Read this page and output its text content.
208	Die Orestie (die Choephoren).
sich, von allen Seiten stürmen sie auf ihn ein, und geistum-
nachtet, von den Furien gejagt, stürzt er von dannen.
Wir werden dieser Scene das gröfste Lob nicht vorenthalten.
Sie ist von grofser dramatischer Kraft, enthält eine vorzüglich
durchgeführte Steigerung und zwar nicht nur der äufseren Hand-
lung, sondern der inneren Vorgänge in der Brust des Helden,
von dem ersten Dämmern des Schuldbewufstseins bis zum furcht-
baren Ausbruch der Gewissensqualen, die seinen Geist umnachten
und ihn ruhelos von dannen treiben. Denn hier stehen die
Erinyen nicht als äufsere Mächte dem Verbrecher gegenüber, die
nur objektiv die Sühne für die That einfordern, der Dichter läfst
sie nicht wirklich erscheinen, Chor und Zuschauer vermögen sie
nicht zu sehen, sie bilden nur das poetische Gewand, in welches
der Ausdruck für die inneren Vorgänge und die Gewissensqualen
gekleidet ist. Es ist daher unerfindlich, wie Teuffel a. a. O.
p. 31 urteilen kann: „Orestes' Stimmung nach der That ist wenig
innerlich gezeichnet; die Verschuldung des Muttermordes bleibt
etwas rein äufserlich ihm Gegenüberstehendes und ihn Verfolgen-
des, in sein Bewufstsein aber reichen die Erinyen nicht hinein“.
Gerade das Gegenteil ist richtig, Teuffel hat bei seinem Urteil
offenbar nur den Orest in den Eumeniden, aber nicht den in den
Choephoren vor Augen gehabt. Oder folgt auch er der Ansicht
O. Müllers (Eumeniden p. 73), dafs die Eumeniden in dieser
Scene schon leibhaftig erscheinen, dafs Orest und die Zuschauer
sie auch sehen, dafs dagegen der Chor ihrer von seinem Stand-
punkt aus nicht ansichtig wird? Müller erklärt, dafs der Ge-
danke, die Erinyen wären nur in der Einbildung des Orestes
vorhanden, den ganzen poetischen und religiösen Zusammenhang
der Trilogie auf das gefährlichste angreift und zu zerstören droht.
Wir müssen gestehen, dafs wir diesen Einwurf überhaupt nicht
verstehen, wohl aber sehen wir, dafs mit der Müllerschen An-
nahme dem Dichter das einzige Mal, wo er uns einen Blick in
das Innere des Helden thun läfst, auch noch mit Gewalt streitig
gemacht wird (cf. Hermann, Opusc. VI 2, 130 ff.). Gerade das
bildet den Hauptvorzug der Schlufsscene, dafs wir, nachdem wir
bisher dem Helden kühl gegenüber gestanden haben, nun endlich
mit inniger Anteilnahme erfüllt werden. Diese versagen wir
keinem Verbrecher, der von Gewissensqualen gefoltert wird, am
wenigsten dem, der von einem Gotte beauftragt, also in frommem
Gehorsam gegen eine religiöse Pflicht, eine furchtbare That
=====
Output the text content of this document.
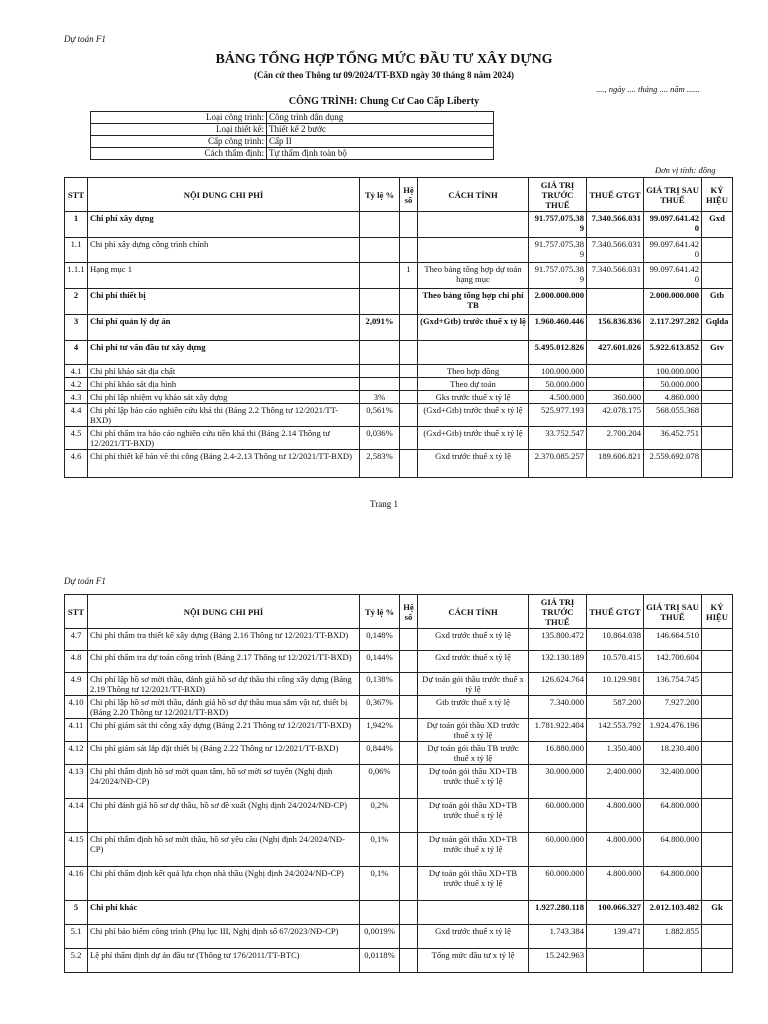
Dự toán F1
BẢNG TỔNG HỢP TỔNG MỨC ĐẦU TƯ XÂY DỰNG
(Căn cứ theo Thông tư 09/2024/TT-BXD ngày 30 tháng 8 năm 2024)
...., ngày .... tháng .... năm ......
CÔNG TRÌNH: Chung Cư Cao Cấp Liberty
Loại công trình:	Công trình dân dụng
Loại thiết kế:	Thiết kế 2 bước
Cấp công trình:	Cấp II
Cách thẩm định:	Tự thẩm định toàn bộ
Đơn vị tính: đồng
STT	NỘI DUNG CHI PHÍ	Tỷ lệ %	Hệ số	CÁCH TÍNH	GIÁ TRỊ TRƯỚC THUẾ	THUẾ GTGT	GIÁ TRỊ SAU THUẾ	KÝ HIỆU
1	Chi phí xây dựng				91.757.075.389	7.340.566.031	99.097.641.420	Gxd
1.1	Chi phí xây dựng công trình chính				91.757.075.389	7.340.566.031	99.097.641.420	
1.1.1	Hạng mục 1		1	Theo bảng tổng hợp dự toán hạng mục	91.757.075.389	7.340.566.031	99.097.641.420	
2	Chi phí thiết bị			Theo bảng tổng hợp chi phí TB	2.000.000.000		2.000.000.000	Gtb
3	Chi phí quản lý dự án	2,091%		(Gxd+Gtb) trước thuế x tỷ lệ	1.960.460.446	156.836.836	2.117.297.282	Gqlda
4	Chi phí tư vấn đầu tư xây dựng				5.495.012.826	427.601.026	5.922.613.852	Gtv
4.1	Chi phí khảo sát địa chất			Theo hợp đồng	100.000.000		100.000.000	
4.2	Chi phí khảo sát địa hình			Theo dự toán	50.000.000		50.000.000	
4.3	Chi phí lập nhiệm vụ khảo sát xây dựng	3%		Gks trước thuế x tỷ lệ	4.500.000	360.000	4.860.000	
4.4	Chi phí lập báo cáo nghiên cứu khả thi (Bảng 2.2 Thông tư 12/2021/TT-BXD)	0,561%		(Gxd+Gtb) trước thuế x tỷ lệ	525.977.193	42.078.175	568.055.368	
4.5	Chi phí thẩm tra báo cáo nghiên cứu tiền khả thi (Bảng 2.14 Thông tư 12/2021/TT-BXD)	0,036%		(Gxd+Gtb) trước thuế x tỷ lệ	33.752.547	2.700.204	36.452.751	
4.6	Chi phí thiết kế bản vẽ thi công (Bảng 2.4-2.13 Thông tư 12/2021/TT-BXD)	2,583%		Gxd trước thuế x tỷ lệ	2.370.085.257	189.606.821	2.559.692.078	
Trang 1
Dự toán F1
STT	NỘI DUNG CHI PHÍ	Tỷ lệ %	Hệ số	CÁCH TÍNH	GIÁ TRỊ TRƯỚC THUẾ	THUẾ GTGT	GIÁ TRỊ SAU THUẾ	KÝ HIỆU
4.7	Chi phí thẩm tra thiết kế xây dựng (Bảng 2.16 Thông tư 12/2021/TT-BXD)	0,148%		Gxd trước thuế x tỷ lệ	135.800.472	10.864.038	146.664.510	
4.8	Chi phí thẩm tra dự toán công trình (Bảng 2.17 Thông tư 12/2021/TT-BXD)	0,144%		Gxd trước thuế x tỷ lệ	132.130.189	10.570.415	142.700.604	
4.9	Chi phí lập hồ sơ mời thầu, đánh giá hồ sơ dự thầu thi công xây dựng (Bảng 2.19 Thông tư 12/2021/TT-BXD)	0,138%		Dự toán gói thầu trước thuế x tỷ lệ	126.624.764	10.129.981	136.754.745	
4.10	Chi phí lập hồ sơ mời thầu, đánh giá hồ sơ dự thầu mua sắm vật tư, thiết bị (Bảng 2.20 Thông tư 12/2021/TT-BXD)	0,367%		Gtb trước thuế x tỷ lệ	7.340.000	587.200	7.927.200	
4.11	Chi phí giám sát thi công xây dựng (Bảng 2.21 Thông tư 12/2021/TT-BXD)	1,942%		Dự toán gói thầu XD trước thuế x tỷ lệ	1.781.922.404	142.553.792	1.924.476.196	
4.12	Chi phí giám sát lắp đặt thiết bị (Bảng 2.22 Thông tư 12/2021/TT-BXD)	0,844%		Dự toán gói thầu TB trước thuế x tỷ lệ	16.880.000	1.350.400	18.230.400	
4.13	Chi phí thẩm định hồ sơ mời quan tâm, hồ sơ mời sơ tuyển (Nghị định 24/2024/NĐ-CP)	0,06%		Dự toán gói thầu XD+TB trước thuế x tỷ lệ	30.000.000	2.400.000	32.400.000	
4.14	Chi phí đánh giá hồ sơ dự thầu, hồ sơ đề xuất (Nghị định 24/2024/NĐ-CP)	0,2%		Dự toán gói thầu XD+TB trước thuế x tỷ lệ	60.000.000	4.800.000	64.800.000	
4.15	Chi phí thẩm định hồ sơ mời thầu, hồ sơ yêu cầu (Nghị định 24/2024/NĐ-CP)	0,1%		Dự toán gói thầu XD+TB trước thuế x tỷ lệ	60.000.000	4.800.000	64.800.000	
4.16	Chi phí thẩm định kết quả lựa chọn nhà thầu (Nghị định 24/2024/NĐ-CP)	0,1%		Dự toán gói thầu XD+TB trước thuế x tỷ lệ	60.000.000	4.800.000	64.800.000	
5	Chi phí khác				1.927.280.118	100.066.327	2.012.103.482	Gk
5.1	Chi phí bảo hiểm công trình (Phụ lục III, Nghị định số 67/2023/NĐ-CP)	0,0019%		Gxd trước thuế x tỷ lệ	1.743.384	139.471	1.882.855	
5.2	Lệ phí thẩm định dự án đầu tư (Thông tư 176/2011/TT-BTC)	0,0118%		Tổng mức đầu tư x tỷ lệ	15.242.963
=====
▶ _EXERCISE INSTRUCTIONS_: Return solely the number of lines in the data that include the word "text".

▶ _REPLY_: 2